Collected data

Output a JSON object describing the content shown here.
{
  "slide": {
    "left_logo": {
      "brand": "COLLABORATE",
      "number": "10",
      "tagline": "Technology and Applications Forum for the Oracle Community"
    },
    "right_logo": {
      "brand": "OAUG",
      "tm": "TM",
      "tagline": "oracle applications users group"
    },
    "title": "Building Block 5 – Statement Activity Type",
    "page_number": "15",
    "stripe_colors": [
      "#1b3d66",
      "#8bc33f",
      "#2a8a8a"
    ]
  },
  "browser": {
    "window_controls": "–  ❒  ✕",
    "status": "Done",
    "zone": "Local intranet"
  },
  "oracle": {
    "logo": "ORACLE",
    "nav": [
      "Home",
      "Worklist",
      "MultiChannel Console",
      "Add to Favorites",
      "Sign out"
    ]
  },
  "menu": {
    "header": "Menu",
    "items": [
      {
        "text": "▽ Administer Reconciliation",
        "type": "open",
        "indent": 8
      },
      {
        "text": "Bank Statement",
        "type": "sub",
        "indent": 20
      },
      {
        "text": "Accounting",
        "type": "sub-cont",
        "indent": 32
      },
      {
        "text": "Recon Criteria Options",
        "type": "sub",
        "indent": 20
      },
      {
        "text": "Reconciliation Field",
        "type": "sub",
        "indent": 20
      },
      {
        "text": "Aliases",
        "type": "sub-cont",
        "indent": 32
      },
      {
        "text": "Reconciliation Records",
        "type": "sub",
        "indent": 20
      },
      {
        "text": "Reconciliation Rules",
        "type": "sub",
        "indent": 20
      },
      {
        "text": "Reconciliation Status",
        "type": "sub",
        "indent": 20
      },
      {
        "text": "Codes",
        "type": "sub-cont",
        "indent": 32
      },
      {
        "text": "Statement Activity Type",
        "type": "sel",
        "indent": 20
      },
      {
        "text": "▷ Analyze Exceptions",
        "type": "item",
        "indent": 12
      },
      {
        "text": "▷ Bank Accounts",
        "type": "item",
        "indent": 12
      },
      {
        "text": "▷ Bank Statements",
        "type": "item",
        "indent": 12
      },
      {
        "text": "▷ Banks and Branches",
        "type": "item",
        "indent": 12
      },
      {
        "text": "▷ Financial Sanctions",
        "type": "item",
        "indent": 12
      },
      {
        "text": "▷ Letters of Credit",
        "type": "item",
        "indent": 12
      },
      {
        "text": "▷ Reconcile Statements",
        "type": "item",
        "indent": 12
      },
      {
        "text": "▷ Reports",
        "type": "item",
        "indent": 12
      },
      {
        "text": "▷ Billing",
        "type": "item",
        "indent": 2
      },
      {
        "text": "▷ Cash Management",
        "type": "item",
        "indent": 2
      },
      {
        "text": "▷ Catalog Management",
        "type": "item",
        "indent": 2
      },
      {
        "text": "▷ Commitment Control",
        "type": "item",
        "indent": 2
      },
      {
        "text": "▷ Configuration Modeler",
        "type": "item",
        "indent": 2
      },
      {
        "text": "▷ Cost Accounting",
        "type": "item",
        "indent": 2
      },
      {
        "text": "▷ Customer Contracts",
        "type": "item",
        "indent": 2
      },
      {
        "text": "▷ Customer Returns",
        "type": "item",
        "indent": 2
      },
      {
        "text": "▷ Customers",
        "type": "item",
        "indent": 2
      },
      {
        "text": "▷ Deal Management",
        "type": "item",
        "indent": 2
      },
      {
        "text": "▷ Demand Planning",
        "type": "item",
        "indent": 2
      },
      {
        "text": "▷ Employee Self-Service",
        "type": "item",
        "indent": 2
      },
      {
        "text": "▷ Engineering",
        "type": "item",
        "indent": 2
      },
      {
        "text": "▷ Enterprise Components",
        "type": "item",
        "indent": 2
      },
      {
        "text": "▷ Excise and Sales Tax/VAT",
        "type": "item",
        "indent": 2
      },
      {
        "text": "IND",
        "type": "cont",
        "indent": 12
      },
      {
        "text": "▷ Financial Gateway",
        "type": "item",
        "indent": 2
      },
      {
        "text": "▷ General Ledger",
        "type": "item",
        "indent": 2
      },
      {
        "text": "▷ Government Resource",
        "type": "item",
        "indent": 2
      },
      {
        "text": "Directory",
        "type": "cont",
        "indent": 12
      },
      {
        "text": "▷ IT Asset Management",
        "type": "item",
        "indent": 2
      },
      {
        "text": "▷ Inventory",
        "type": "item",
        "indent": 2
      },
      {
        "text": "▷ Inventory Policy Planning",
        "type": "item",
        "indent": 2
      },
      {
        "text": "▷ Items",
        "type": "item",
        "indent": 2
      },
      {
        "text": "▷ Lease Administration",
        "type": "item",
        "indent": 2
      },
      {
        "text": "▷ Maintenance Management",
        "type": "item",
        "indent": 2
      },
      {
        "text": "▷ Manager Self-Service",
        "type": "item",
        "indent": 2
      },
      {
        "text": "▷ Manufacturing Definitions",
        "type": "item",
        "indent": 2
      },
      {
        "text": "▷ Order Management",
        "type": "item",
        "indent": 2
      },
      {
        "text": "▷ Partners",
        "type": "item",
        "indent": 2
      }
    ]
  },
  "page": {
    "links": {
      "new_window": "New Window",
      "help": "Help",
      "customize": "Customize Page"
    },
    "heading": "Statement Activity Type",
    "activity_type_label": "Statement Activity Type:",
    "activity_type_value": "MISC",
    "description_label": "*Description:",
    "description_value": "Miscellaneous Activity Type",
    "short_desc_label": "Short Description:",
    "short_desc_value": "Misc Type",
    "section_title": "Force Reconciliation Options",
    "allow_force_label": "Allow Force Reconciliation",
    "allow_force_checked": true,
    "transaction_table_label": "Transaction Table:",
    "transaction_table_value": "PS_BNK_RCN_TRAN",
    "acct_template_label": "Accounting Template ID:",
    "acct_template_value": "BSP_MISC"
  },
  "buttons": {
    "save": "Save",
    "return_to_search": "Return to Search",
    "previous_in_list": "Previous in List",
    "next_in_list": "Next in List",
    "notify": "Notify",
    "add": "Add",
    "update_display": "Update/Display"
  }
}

INSTRUCTIONS FOR THE TASK
Extract all of the material exactly as it is written.

TASK ANSWER
Output a JSON object describing the content shown here.
{
  "slide": {
    "left_logo": {
      "brand": "COLLABORATE",
      "number": "10",
      "tagline": "Technology and Applications Forum for the Oracle Community"
    },
    "right_logo": {
      "brand": "OAUG",
      "tm": "TM",
      "tagline": "oracle applications users group"
    },
    "title": "Building Block 5 – Statement Activity Type",
    "page_number": "15",
    "stripe_colors": [
      "#1b3d66",
      "#8bc33f",
      "#2a8a8a"
    ]
  },
  "browser": {
    "window_controls": "–  ❒  ✕",
    "status": "Done",
    "zone": "Local intranet"
  },
  "oracle": {
    "logo": "ORACLE",
    "nav": [
      "Home",
      "Worklist",
      "MultiChannel Console",
      "Add to Favorites",
      "Sign out"
    ]
  },
  "menu": {
    "header": "Menu",
    "items": [
      {
        "text": "▽ Administer Reconciliation",
        "type": "open",
        "indent": 8
      },
      {
        "text": "Bank Statement",
        "type": "sub",
        "indent": 20
      },
      {
        "text": "Accounting",
        "type": "sub-cont",
        "indent": 32
      },
      {
        "text": "Recon Criteria Options",
        "type": "sub",
        "indent": 20
      },
      {
        "text": "Reconciliation Field",
        "type": "sub",
        "indent": 20
      },
      {
        "text": "Aliases",
        "type": "sub-cont",
        "indent": 32
      },
      {
        "text": "Reconciliation Records",
        "type": "sub",
        "indent": 20
      },
      {
        "text": "Reconciliation Rules",
        "type": "sub",
        "indent": 20
      },
      {
        "text": "Reconciliation Status",
        "type": "sub",
        "indent": 20
      },
      {
        "text": "Codes",
        "type": "sub-cont",
        "indent": 32
      },
      {
        "text": "Statement Activity Type",
        "type": "sel",
        "indent": 20
      },
      {
        "text": "▷ Analyze Exceptions",
        "type": "item",
        "indent": 12
      },
      {
        "text": "▷ Bank Accounts",
        "type": "item",
        "indent": 12
      },
      {
        "text": "▷ Bank Statements",
        "type": "item",
        "indent": 12
      },
      {
        "text": "▷ Banks and Branches",
        "type": "item",
        "indent": 12
      },
      {
        "text": "▷ Financial Sanctions",
        "type": "item",
        "indent": 12
      },
      {
        "text": "▷ Letters of Credit",
        "type": "item",
        "indent": 12
      },
      {
        "text": "▷ Reconcile Statements",
        "type": "item",
        "indent": 12
      },
      {
        "text": "▷ Reports",
        "type": "item",
        "indent": 12
      },
      {
        "text": "▷ Billing",
        "type": "item",
        "indent": 2
      },
      {
        "text": "▷ Cash Management",
        "type": "item",
        "indent": 2
      },
      {
        "text": "▷ Catalog Management",
        "type": "item",
        "indent": 2
      },
      {
        "text": "▷ Commitment Control",
        "type": "item",
        "indent": 2
      },
      {
        "text": "▷ Configuration Modeler",
        "type": "item",
        "indent": 2
      },
      {
        "text": "▷ Cost Accounting",
        "type": "item",
        "indent": 2
      },
      {
        "text": "▷ Customer Contracts",
        "type": "item",
        "indent": 2
      },
      {
        "text": "▷ Customer Returns",
        "type": "item",
        "indent": 2
      },
      {
        "text": "▷ Customers",
        "type": "item",
        "indent": 2
      },
      {
        "text": "▷ Deal Management",
        "type": "item",
        "indent": 2
      },
      {
        "text": "▷ Demand Planning",
        "type": "item",
        "indent": 2
      },
      {
        "text": "▷ Employee Self-Service",
        "type": "item",
        "indent": 2
      },
      {
        "text": "▷ Engineering",
        "type": "item",
        "indent": 2
      },
      {
        "text": "▷ Enterprise Components",
        "type": "item",
        "indent": 2
      },
      {
        "text": "▷ Excise and Sales Tax/VAT",
        "type": "item",
        "indent": 2
      },
      {
        "text": "IND",
        "type": "cont",
        "indent": 12
      },
      {
        "text": "▷ Financial Gateway",
        "type": "item",
        "indent": 2
      },
      {
        "text": "▷ General Ledger",
        "type": "item",
        "indent": 2
      },
      {
        "text": "▷ Government Resource",
        "type": "item",
        "indent": 2
      },
      {
        "text": "Directory",
        "type": "cont",
        "indent": 12
      },
      {
        "text": "▷ IT Asset Management",
        "type": "item",
        "indent": 2
      },
      {
        "text": "▷ Inventory",
        "type": "item",
        "indent": 2
      },
      {
        "text": "▷ Inventory Policy Planning",
        "type": "item",
        "indent": 2
      },
      {
        "text": "▷ Items",
        "type": "item",
        "indent": 2
      },
      {
        "text": "▷ Lease Administration",
        "type": "item",
        "indent": 2
      },
      {
        "text": "▷ Maintenance Management",
        "type": "item",
        "indent": 2
      },
      {
        "text": "▷ Manager Self-Service",
        "type": "item",
        "indent": 2
      },
      {
        "text": "▷ Manufacturing Definitions",
        "type": "item",
        "indent": 2
      },
      {
        "text": "▷ Order Management",
        "type": "item",
        "indent": 2
      },
      {
        "text": "▷ Partners",
        "type": "item",
        "indent": 2
      }
    ]
  },
  "page": {
    "links": {
      "new_window": "New Window",
      "help": "Help",
      "customize": "Customize Page"
    },
    "heading": "Statement Activity Type",
    "activity_type_label": "Statement Activity Type:",
    "activity_type_value": "MISC",
    "description_label": "*Description:",
    "description_value": "Miscellaneous Activity Type",
    "short_desc_label": "Short Description:",
    "short_desc_value": "Misc Type",
    "section_title": "Force Reconciliation Options",
    "allow_force_label": "Allow Force Reconciliation",
    "allow_force_checked": true,
    "transaction_table_label": "Transaction Table:",
    "transaction_table_value": "PS_BNK_RCN_TRAN",
    "acct_template_label": "Accounting Template ID:",
    "acct_template_value": "BSP_MISC"
  },
  "buttons": {
    "save": "Save",
    "return_to_search": "Return to Search",
    "previous_in_list": "Previous in List",
    "next_in_list": "Next in List",
    "notify": "Notify",
    "add": "Add",
    "update_display": "Update/Display"
  }
}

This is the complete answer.